Source material
____________________
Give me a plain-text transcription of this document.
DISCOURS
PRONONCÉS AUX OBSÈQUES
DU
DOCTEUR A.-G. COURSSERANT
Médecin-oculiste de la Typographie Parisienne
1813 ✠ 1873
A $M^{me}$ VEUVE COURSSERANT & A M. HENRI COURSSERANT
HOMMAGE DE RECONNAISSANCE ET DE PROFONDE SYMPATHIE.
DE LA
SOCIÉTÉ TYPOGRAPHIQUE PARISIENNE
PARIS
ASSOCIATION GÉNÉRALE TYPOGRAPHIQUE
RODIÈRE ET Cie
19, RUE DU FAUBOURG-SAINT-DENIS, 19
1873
____________________
Direction
Reproduce the entire listing word for word.

Worked solution
Give me a plain-text transcription of this document.
DISCOURS
PRONONCÉS AUX OBSÈQUES
DU
DOCTEUR A.-G. COURSSERANT
Médecin-oculiste de la Typographie Parisienne
1813 ✠ 1873
A $M^{me}$ VEUVE COURSSERANT & A M. HENRI COURSSERANT
HOMMAGE DE RECONNAISSANCE ET DE PROFONDE SYMPATHIE.
DE LA
SOCIÉTÉ TYPOGRAPHIQUE PARISIENNE
PARIS
ASSOCIATION GÉNÉRALE TYPOGRAPHIQUE
RODIÈRE ET Cie
19, RUE DU FAUBOURG-SAINT-DENIS, 19
1873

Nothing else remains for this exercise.